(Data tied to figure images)
------------------------------------------------------------

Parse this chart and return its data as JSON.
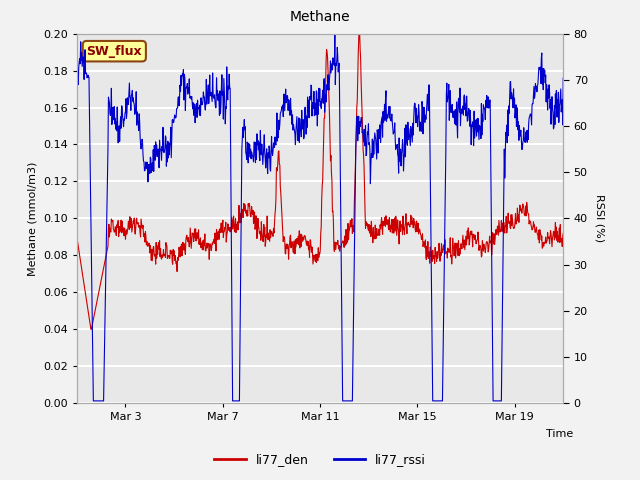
{
  "title": "Methane",
  "ylabel_left": "Methane (mmol/m3)",
  "ylabel_right": "RSSI (%)",
  "xlabel": "Time",
  "ylim_left": [
    0.0,
    0.2
  ],
  "ylim_right": [
    0,
    80
  ],
  "yticks_left": [
    0.0,
    0.02,
    0.04,
    0.06,
    0.08,
    0.1,
    0.12,
    0.14,
    0.16,
    0.18,
    0.2
  ],
  "yticks_right": [
    0,
    10,
    20,
    30,
    40,
    50,
    60,
    70,
    80
  ],
  "xtick_labels": [
    "Mar 3",
    "Mar 7",
    "Mar 11",
    "Mar 15",
    "Mar 19"
  ],
  "xtick_positions": [
    2,
    6,
    10,
    14,
    18
  ],
  "legend_labels": [
    "li77_den",
    "li77_rssi"
  ],
  "legend_colors": [
    "#cc0000",
    "#0000cc"
  ],
  "sw_flux_label": "SW_flux",
  "fig_bg_color": "#f2f2f2",
  "plot_bg_color": "#e8e8e8",
  "line_color_red": "#cc0000",
  "line_color_blue": "#0000cc",
  "grid_color": "#ffffff",
  "sw_flux_bg": "#ffff99",
  "sw_flux_border": "#8b4513",
  "title_fontsize": 10,
  "label_fontsize": 8,
  "tick_fontsize": 8
}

------------------------------------------------------------

● Exercise instructions:
Reproduce every record above exactly, omitting the pictures.

● The reply:
Parse this chart and return its data as JSON.
{
  "title": "Methane",
  "ylabel_left": "Methane (mmol/m3)",
  "ylabel_right": "RSSI (%)",
  "xlabel": "Time",
  "ylim_left": [
    0.0,
    0.2
  ],
  "ylim_right": [
    0,
    80
  ],
  "yticks_left": [
    0.0,
    0.02,
    0.04,
    0.06,
    0.08,
    0.1,
    0.12,
    0.14,
    0.16,
    0.18,
    0.2
  ],
  "yticks_right": [
    0,
    10,
    20,
    30,
    40,
    50,
    60,
    70,
    80
  ],
  "xtick_labels": [
    "Mar 3",
    "Mar 7",
    "Mar 11",
    "Mar 15",
    "Mar 19"
  ],
  "xtick_positions": [
    2,
    6,
    10,
    14,
    18
  ],
  "legend_labels": [
    "li77_den",
    "li77_rssi"
  ],
  "legend_colors": [
    "#cc0000",
    "#0000cc"
  ],
  "sw_flux_label": "SW_flux",
  "fig_bg_color": "#f2f2f2",
  "plot_bg_color": "#e8e8e8",
  "line_color_red": "#cc0000",
  "line_color_blue": "#0000cc",
  "grid_color": "#ffffff",
  "sw_flux_bg": "#ffff99",
  "sw_flux_border": "#8b4513",
  "title_fontsize": 10,
  "label_fontsize": 8,
  "tick_fontsize": 8
}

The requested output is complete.